→ WHAT YOU SHOULD DO
Please give the listing again, word for word, with nothing left out.

[Data excerpts]

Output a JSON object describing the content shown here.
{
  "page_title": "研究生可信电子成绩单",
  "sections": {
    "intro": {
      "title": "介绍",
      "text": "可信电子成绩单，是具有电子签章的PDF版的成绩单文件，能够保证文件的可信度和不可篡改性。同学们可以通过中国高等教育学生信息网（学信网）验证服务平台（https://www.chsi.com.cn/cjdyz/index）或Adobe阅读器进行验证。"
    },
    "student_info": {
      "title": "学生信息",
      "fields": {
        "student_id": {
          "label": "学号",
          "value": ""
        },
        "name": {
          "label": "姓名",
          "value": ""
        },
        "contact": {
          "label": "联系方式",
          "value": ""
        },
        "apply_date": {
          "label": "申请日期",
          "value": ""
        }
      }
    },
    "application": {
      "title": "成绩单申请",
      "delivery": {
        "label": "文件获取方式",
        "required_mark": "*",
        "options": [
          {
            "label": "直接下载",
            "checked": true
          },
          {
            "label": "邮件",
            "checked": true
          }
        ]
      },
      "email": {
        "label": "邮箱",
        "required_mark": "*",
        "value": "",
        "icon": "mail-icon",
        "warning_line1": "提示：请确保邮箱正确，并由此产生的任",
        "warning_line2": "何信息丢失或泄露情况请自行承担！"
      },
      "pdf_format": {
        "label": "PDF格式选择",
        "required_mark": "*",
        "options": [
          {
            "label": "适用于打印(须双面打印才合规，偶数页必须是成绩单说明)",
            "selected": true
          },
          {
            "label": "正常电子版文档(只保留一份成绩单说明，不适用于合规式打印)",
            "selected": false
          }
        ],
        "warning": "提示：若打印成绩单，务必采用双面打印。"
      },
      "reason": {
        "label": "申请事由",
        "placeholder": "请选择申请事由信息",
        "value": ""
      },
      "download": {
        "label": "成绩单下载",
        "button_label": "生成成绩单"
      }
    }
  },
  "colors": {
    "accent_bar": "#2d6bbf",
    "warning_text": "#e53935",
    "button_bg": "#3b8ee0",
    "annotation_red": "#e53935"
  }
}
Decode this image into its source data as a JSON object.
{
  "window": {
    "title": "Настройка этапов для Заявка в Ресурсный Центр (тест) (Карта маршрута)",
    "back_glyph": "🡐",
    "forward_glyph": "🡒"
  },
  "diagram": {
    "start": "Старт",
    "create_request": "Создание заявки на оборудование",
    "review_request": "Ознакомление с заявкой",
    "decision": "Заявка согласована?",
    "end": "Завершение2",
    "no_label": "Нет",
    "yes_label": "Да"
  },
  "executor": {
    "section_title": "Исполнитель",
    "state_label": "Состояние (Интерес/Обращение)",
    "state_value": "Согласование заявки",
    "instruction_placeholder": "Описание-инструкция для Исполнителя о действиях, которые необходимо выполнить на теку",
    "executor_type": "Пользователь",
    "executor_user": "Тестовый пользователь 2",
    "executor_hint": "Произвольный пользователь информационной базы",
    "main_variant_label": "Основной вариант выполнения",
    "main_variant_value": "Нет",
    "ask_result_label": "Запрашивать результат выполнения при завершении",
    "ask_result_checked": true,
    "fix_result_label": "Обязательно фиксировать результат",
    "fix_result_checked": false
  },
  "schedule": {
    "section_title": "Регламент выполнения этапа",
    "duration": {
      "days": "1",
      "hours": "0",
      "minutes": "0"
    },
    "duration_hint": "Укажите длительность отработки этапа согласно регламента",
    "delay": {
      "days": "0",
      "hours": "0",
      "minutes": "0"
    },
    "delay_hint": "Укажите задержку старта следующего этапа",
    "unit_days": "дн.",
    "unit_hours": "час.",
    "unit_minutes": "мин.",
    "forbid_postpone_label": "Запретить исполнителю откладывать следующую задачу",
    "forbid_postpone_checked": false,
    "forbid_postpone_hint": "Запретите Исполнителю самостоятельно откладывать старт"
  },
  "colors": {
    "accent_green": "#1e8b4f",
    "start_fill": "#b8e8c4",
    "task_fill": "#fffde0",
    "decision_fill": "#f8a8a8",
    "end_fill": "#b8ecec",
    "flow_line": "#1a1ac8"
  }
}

→ EXERCISE RESPONSE
Output a JSON object describing the content shown here.
{
  "page_title": "研究生可信电子成绩单",
  "sections": {
    "intro": {
      "title": "介绍",
      "text": "可信电子成绩单，是具有电子签章的PDF版的成绩单文件，能够保证文件的可信度和不可篡改性。同学们可以通过中国高等教育学生信息网（学信网）验证服务平台（https://www.chsi.com.cn/cjdyz/index）或Adobe阅读器进行验证。"
    },
    "student_info": {
      "title": "学生信息",
      "fields": {
        "student_id": {
          "label": "学号",
          "value": ""
        },
        "name": {
          "label": "姓名",
          "value": ""
        },
        "contact": {
          "label": "联系方式",
          "value": ""
        },
        "apply_date": {
          "label": "申请日期",
          "value": ""
        }
      }
    },
    "application": {
      "title": "成绩单申请",
      "delivery": {
        "label": "文件获取方式",
        "required_mark": "*",
        "options": [
          {
            "label": "直接下载",
            "checked": true
          },
          {
            "label": "邮件",
            "checked": true
          }
        ]
      },
      "email": {
        "label": "邮箱",
        "required_mark": "*",
        "value": "",
        "icon": "mail-icon",
        "warning_line1": "提示：请确保邮箱正确，并由此产生的任",
        "warning_line2": "何信息丢失或泄露情况请自行承担！"
      },
      "pdf_format": {
        "label": "PDF格式选择",
        "required_mark": "*",
        "options": [
          {
            "label": "适用于打印(须双面打印才合规，偶数页必须是成绩单说明)",
            "selected": true
          },
          {
            "label": "正常电子版文档(只保留一份成绩单说明，不适用于合规式打印)",
            "selected": false
          }
        ],
        "warning": "提示：若打印成绩单，务必采用双面打印。"
      },
      "reason": {
        "label": "申请事由",
        "placeholder": "请选择申请事由信息",
        "value": ""
      },
      "download": {
        "label": "成绩单下载",
        "button_label": "生成成绩单"
      }
    }
  },
  "colors": {
    "accent_bar": "#2d6bbf",
    "warning_text": "#e53935",
    "button_bg": "#3b8ee0",
    "annotation_red": "#e53935"
  }
}
Decode this image into its source data as a JSON object.
{
  "window": {
    "title": "Настройка этапов для Заявка в Ресурсный Центр (тест) (Карта маршрута)",
    "back_glyph": "🡐",
    "forward_glyph": "🡒"
  },
  "diagram": {
    "start": "Старт",
    "create_request": "Создание заявки на оборудование",
    "review_request": "Ознакомление с заявкой",
    "decision": "Заявка согласована?",
    "end": "Завершение2",
    "no_label": "Нет",
    "yes_label": "Да"
  },
  "executor": {
    "section_title": "Исполнитель",
    "state_label": "Состояние (Интерес/Обращение)",
    "state_value": "Согласование заявки",
    "instruction_placeholder": "Описание-инструкция для Исполнителя о действиях, которые необходимо выполнить на теку",
    "executor_type": "Пользователь",
    "executor_user": "Тестовый пользователь 2",
    "executor_hint": "Произвольный пользователь информационной базы",
    "main_variant_label": "Основной вариант выполнения",
    "main_variant_value": "Нет",
    "ask_result_label": "Запрашивать результат выполнения при завершении",
    "ask_result_checked": true,
    "fix_result_label": "Обязательно фиксировать результат",
    "fix_result_checked": false
  },
  "schedule": {
    "section_title": "Регламент выполнения этапа",
    "duration": {
      "days": "1",
      "hours": "0",
      "minutes": "0"
    },
    "duration_hint": "Укажите длительность отработки этапа согласно регламента",
    "delay": {
      "days": "0",
      "hours": "0",
      "minutes": "0"
    },
    "delay_hint": "Укажите задержку старта следующего этапа",
    "unit_days": "дн.",
    "unit_hours": "час.",
    "unit_minutes": "мин.",
    "forbid_postpone_label": "Запретить исполнителю откладывать следующую задачу",
    "forbid_postpone_checked": false,
    "forbid_postpone_hint": "Запретите Исполнителю самостоятельно откладывать старт"
  },
  "colors": {
    "accent_green": "#1e8b4f",
    "start_fill": "#b8e8c4",
    "task_fill": "#fffde0",
    "decision_fill": "#f8a8a8",
    "end_fill": "#b8ecec",
    "flow_line": "#1a1ac8"
  }
}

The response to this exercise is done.